▶ **Written task**: Copy out the final stretch of the listing: the line that contains "Convert this screenshot" and all lines after it, exactly as they appear.

▶ **Records from a dataset**:
- - - - -

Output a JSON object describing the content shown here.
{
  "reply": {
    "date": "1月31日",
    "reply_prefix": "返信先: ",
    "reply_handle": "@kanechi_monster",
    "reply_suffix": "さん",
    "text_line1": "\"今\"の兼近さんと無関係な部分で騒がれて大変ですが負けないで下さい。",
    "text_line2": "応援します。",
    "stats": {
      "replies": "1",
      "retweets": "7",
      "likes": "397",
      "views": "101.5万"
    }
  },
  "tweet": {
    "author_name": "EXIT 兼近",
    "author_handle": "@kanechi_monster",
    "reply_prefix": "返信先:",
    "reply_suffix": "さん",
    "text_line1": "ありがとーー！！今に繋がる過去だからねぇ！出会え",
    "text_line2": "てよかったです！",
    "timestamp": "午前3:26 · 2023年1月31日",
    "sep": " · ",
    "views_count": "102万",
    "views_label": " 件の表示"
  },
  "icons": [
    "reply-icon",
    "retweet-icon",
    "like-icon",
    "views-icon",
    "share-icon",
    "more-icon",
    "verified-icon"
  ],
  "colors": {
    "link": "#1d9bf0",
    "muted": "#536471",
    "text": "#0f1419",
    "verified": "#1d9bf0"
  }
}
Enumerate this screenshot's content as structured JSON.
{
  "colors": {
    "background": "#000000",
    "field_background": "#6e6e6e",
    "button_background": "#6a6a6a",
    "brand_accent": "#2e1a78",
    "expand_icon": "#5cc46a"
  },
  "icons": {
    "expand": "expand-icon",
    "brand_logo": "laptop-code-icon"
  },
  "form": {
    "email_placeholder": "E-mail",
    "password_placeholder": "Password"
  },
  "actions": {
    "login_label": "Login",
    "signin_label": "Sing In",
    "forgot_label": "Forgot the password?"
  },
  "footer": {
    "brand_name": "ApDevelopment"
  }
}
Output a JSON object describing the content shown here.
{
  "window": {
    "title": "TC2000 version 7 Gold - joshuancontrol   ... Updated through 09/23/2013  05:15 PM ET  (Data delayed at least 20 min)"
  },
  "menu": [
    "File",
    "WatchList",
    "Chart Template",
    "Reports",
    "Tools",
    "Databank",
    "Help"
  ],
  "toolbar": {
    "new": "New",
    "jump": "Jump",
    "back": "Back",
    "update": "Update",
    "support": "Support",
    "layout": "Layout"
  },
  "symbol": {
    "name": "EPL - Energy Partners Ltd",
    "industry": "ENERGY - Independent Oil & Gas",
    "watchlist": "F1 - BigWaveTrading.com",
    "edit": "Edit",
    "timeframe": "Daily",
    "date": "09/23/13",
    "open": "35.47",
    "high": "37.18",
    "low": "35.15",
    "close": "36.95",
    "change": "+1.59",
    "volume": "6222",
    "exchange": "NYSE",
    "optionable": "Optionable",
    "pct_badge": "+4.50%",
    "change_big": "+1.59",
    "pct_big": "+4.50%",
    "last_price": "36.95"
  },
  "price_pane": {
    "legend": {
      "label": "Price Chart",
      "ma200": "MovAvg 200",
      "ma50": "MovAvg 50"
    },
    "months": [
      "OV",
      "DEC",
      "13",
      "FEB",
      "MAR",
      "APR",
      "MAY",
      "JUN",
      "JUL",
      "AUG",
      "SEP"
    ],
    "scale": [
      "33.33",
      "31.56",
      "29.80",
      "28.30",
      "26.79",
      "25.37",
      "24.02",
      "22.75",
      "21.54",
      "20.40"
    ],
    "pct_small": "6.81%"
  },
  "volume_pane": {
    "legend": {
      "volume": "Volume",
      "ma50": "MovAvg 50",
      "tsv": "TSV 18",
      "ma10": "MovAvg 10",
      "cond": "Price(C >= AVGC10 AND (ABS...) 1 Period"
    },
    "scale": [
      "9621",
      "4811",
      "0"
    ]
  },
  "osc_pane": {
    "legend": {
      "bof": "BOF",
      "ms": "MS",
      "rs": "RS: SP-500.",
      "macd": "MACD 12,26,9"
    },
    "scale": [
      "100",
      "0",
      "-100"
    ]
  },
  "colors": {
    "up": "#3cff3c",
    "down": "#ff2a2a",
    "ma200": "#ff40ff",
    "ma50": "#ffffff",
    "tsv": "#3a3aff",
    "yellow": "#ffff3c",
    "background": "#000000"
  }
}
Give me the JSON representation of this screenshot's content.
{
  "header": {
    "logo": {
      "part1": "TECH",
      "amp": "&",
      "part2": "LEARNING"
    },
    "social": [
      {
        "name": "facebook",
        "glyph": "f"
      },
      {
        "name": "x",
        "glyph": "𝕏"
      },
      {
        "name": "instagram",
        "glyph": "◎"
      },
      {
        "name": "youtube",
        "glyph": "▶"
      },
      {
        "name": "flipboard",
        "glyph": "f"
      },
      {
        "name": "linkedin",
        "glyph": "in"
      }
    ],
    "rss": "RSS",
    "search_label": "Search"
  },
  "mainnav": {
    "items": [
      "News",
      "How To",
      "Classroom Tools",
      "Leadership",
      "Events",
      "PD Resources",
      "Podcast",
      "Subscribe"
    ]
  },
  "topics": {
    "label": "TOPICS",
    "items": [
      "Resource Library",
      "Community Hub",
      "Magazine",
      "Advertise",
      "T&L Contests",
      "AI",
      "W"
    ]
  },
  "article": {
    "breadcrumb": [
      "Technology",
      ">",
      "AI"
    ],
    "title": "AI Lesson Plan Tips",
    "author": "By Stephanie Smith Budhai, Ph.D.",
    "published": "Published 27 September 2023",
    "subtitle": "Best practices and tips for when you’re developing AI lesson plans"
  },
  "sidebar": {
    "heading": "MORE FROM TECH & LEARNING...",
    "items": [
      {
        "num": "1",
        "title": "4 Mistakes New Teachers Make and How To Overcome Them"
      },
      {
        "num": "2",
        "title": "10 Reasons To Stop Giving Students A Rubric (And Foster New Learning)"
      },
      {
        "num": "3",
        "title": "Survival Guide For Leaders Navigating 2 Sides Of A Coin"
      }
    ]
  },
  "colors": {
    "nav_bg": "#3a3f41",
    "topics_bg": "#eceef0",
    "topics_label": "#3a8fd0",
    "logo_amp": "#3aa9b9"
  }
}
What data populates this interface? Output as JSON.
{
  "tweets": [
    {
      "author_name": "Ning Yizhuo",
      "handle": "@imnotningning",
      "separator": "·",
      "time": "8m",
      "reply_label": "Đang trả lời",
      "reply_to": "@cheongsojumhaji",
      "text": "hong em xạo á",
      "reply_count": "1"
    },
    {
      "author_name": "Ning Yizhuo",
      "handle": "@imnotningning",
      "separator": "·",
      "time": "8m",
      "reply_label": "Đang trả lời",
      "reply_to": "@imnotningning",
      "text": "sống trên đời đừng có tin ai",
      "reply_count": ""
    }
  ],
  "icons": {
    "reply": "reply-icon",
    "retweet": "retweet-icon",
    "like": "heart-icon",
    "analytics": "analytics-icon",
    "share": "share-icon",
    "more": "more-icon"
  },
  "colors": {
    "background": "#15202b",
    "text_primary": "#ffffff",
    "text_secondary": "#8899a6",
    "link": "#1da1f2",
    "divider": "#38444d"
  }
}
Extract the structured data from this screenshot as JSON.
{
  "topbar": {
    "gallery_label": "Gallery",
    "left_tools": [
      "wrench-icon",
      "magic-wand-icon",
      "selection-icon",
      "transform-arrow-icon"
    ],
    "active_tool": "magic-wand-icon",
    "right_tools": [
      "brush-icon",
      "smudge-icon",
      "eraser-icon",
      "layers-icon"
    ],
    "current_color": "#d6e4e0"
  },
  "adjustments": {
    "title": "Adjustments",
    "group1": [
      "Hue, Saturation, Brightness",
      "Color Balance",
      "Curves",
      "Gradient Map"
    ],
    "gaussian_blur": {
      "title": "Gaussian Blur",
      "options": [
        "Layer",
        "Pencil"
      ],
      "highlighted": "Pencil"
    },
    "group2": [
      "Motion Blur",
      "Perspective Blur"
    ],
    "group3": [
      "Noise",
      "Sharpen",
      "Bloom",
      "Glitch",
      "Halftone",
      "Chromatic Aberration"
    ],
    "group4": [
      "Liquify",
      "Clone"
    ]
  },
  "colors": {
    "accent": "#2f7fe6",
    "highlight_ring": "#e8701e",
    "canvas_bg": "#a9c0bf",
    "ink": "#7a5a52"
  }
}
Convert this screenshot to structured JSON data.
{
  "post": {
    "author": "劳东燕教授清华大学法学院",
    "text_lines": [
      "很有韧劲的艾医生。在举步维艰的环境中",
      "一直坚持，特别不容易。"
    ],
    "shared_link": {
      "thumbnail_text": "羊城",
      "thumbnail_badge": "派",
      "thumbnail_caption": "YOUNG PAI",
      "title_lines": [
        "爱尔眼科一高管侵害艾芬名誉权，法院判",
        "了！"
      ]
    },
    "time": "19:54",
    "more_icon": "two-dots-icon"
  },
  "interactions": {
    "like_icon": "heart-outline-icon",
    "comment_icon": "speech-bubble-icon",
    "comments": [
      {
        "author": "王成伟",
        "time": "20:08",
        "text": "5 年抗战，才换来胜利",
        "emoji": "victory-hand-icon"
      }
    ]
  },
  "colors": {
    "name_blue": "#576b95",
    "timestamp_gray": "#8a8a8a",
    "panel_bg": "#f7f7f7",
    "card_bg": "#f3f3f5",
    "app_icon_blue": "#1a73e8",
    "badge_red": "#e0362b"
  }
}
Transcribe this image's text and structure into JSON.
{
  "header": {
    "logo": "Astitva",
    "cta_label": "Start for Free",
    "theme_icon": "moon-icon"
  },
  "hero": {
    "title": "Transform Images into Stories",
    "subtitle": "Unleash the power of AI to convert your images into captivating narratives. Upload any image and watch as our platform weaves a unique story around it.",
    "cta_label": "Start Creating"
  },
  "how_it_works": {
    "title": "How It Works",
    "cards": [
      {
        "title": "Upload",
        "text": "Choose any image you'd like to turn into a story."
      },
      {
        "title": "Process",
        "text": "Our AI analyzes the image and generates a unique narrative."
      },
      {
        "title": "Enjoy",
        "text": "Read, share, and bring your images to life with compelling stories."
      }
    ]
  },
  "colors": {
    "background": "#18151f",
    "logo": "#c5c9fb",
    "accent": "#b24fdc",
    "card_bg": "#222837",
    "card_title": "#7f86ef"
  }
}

- - - - -

▶ **Answer to this task**:
Convert this screenshot to structured JSON data.
{
  "post": {
    "author": "劳东燕教授清华大学法学院",
    "text_lines": [
      "很有韧劲的艾医生。在举步维艰的环境中",
      "一直坚持，特别不容易。"
    ],
    "shared_link": {
      "thumbnail_text": "羊城",
      "thumbnail_badge": "派",
      "thumbnail_caption": "YOUNG PAI",
      "title_lines": [
        "爱尔眼科一高管侵害艾芬名誉权，法院判",
        "了！"
      ]
    },
    "time": "19:54",
    "more_icon": "two-dots-icon"
  },
  "interactions": {
    "like_icon": "heart-outline-icon",
    "comment_icon": "speech-bubble-icon",
    "comments": [
      {
        "author": "王成伟",
        "time": "20:08",
        "text": "5 年抗战，才换来胜利",
        "emoji": "victory-hand-icon"
      }
    ]
  },
  "colors": {
    "name_blue": "#576b95",
    "timestamp_gray": "#8a8a8a",
    "panel_bg": "#f7f7f7",
    "card_bg": "#f3f3f5",
    "app_icon_blue": "#1a73e8",
    "badge_red": "#e0362b"
  }
}
Transcribe this image's text and structure into JSON.
{
  "header": {
    "logo": "Astitva",
    "cta_label": "Start for Free",
    "theme_icon": "moon-icon"
  },
  "hero": {
    "title": "Transform Images into Stories",
    "subtitle": "Unleash the power of AI to convert your images into captivating narratives. Upload any image and watch as our platform weaves a unique story around it.",
    "cta_label": "Start Creating"
  },
  "how_it_works": {
    "title": "How It Works",
    "cards": [
      {
        "title": "Upload",
        "text": "Choose any image you'd like to turn into a story."
      },
      {
        "title": "Process",
        "text": "Our AI analyzes the image and generates a unique narrative."
      },
      {
        "title": "Enjoy",
        "text": "Read, share, and bring your images to life with compelling stories."
      }
    ]
  },
  "colors": {
    "background": "#18151f",
    "logo": "#c5c9fb",
    "accent": "#b24fdc",
    "card_bg": "#222837",
    "card_title": "#7f86ef"
  }
}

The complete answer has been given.